**What is needed**: Among the entries, which lines carry the string "درچربی"? Copy each of them.

**Material to process**:
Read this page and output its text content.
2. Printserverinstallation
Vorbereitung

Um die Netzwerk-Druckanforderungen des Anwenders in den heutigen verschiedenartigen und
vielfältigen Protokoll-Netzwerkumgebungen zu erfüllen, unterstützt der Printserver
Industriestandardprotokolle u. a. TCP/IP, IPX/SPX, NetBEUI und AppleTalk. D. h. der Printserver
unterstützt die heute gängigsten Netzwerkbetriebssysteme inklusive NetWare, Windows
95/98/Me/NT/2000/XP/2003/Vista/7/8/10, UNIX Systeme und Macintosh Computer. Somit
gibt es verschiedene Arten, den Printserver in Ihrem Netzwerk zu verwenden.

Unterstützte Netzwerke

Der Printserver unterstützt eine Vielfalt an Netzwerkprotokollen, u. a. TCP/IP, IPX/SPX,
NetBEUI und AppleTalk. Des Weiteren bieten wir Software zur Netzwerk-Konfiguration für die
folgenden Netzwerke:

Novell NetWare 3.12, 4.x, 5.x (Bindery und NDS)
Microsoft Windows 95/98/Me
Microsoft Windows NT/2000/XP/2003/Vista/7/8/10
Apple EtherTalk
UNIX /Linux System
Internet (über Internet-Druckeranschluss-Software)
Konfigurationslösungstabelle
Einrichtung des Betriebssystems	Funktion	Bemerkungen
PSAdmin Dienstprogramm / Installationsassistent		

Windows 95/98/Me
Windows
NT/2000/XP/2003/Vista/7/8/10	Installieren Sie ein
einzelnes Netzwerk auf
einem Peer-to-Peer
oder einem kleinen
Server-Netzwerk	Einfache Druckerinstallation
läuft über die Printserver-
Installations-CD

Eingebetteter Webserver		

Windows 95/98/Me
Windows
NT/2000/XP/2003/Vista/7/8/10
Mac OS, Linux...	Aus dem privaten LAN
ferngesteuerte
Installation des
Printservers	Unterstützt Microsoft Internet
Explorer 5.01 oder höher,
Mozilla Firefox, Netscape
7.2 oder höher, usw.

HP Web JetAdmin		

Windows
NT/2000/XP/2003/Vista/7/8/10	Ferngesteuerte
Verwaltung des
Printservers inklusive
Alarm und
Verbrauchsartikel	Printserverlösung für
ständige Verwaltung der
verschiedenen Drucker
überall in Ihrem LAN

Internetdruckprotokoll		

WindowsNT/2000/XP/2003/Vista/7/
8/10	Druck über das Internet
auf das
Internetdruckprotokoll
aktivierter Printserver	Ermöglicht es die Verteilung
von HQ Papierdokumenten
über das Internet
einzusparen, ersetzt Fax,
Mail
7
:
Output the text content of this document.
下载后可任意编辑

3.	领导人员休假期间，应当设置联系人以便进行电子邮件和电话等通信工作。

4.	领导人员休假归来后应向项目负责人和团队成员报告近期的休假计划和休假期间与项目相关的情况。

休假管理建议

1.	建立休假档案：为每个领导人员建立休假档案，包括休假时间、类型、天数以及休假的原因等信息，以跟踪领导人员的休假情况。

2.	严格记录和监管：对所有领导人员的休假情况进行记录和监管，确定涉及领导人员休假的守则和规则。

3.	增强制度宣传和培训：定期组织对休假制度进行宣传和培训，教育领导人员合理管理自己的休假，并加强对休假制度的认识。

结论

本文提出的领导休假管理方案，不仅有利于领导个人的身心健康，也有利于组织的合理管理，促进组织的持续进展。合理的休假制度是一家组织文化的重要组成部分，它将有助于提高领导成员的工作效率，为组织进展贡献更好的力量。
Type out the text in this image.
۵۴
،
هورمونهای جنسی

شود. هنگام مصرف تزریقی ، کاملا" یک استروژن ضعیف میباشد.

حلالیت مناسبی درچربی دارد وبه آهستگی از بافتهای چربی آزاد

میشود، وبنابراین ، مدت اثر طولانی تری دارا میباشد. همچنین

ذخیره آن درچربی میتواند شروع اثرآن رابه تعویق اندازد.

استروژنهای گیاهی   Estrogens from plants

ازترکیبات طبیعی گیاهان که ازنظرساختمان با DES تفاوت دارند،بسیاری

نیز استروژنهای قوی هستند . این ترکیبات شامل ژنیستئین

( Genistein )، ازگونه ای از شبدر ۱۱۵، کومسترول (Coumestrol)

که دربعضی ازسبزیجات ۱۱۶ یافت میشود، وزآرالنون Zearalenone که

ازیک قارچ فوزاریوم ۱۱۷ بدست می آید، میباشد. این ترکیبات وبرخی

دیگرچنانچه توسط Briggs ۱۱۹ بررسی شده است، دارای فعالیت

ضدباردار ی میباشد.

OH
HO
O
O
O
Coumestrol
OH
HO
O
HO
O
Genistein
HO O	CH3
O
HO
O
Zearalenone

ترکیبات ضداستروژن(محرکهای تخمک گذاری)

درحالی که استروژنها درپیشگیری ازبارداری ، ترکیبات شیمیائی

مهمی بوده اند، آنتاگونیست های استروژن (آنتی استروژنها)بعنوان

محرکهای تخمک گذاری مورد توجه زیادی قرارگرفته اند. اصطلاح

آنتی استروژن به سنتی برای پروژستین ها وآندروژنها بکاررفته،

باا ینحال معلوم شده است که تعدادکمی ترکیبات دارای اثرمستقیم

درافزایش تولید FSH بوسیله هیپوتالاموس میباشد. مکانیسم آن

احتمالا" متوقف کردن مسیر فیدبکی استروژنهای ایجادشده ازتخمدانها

**Answer below**:
حلالیت مناسبی درچربی دارد وبه آهستگی از بافتهای چربی آزاد
ذخیره آن درچربی میتواند شروع اثرآن رابه تعویق اندازد.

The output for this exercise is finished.